▶ What is needed
Leave out the pictures and copy everything else below exactly.

▶ Rows
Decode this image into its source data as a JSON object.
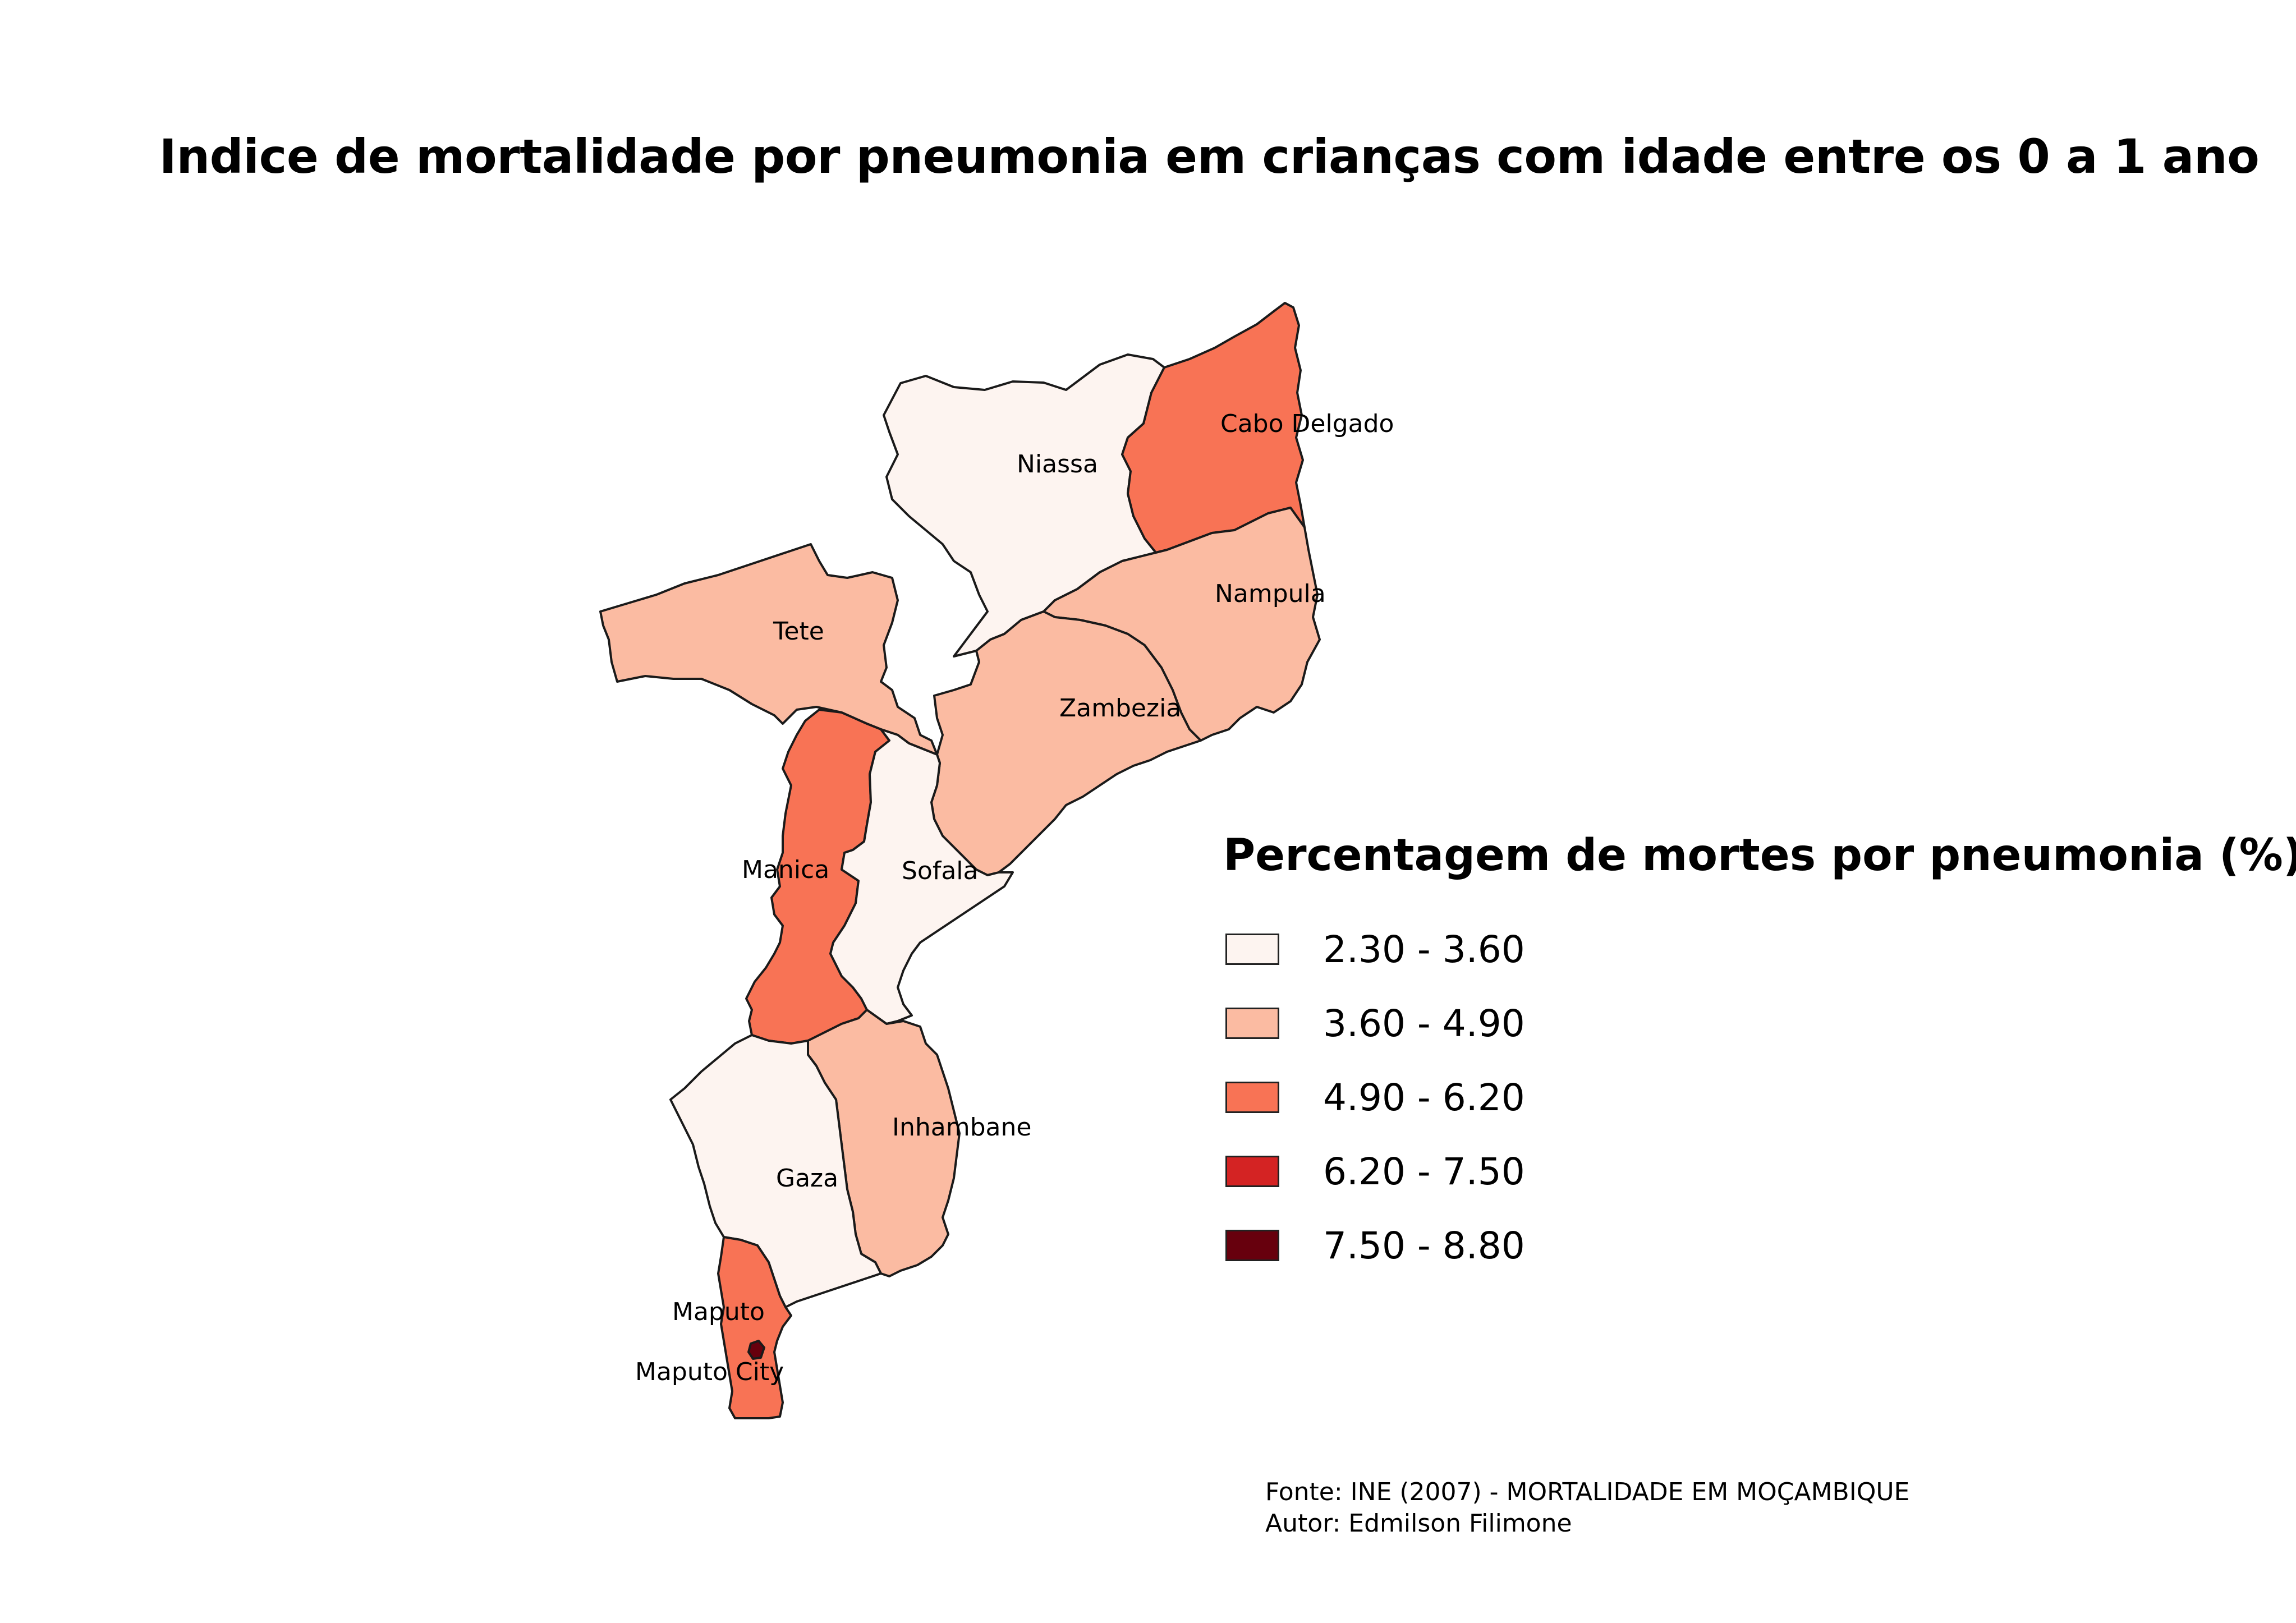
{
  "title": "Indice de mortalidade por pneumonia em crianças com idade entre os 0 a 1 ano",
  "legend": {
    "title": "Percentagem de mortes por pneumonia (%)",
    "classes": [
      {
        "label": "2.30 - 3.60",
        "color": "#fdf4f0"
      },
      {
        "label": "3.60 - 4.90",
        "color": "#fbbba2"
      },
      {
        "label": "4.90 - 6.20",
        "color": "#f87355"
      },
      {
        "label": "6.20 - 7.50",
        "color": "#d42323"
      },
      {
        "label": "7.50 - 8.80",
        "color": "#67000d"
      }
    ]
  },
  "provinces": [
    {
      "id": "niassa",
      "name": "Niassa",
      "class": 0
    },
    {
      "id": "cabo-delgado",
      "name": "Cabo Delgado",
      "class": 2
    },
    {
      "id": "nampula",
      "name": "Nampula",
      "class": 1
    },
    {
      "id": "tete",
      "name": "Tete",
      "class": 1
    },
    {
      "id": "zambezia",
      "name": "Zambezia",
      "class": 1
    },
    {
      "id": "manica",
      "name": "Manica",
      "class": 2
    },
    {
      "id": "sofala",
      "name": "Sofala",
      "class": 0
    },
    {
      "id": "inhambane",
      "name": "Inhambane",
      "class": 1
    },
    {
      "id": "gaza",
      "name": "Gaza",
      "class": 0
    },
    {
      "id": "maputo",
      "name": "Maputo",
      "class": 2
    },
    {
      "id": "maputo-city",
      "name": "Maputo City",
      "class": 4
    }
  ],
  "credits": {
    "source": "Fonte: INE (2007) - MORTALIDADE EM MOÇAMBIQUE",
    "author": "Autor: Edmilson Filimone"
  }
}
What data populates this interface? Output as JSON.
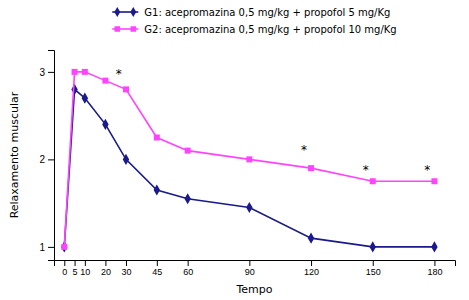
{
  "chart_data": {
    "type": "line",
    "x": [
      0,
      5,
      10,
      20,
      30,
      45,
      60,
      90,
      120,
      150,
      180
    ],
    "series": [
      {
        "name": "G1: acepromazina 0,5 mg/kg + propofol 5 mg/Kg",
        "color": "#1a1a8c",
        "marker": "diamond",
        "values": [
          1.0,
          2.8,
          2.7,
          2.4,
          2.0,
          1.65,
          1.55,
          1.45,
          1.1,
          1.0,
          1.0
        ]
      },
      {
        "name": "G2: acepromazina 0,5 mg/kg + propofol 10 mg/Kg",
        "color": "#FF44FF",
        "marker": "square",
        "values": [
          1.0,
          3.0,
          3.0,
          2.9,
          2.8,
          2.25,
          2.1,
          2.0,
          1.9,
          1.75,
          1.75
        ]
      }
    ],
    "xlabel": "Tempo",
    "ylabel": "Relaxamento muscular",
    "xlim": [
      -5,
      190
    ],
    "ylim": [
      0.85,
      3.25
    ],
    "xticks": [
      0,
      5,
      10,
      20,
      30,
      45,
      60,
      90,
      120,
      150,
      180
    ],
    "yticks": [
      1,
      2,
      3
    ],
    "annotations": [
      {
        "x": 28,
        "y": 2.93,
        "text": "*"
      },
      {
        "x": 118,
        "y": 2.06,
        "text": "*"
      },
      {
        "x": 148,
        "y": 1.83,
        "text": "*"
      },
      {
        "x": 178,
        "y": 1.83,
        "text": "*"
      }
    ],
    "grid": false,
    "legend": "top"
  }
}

▶ Written response
Decode this image into its source data as a JSON object.
{
  "title": "Indice de mortalidade por pneumonia em crianças com idade entre os 0 a 1 ano",
  "legend": {
    "title": "Percentagem de mortes por pneumonia (%)",
    "classes": [
      {
        "label": "2.30 - 3.60",
        "color": "#fdf4f0"
      },
      {
        "label": "3.60 - 4.90",
        "color": "#fbbba2"
      },
      {
        "label": "4.90 - 6.20",
        "color": "#f87355"
      },
      {
        "label": "6.20 - 7.50",
        "color": "#d42323"
      },
      {
        "label": "7.50 - 8.80",
        "color": "#67000d"
      }
    ]
  },
  "provinces": [
    {
      "id": "niassa",
      "name": "Niassa",
      "class": 0
    },
    {
      "id": "cabo-delgado",
      "name": "Cabo Delgado",
      "class": 2
    },
    {
      "id": "nampula",
      "name": "Nampula",
      "class": 1
    },
    {
      "id": "tete",
      "name": "Tete",
      "class": 1
    },
    {
      "id": "zambezia",
      "name": "Zambezia",
      "class": 1
    },
    {
      "id": "manica",
      "name": "Manica",
      "class": 2
    },
    {
      "id": "sofala",
      "name": "Sofala",
      "class": 0
    },
    {
      "id": "inhambane",
      "name": "Inhambane",
      "class": 1
    },
    {
      "id": "gaza",
      "name": "Gaza",
      "class": 0
    },
    {
      "id": "maputo",
      "name": "Maputo",
      "class": 2
    },
    {
      "id": "maputo-city",
      "name": "Maputo City",
      "class": 4
    }
  ],
  "credits": {
    "source": "Fonte: INE (2007) - MORTALIDADE EM MOÇAMBIQUE",
    "author": "Autor: Edmilson Filimone"
  }
}
What data populates this interface? Output as JSON.
{
  "chart_data": {
    "type": "line",
    "x": [
      0,
      5,
      10,
      20,
      30,
      45,
      60,
      90,
      120,
      150,
      180
    ],
    "series": [
      {
        "name": "G1: acepromazina 0,5 mg/kg + propofol 5 mg/Kg",
        "color": "#1a1a8c",
        "marker": "diamond",
        "values": [
          1.0,
          2.8,
          2.7,
          2.4,
          2.0,
          1.65,
          1.55,
          1.45,
          1.1,
          1.0,
          1.0
        ]
      },
      {
        "name": "G2: acepromazina 0,5 mg/kg + propofol 10 mg/Kg",
        "color": "#FF44FF",
        "marker": "square",
        "values": [
          1.0,
          3.0,
          3.0,
          2.9,
          2.8,
          2.25,
          2.1,
          2.0,
          1.9,
          1.75,
          1.75
        ]
      }
    ],
    "xlabel": "Tempo",
    "ylabel": "Relaxamento muscular",
    "xlim": [
      -5,
      190
    ],
    "ylim": [
      0.85,
      3.25
    ],
    "xticks": [
      0,
      5,
      10,
      20,
      30,
      45,
      60,
      90,
      120,
      150,
      180
    ],
    "yticks": [
      1,
      2,
      3
    ],
    "annotations": [
      {
        "x": 28,
        "y": 2.93,
        "text": "*"
      },
      {
        "x": 118,
        "y": 2.06,
        "text": "*"
      },
      {
        "x": 148,
        "y": 1.83,
        "text": "*"
      },
      {
        "x": 178,
        "y": 1.83,
        "text": "*"
      }
    ],
    "grid": false,
    "legend": "top"
  }
}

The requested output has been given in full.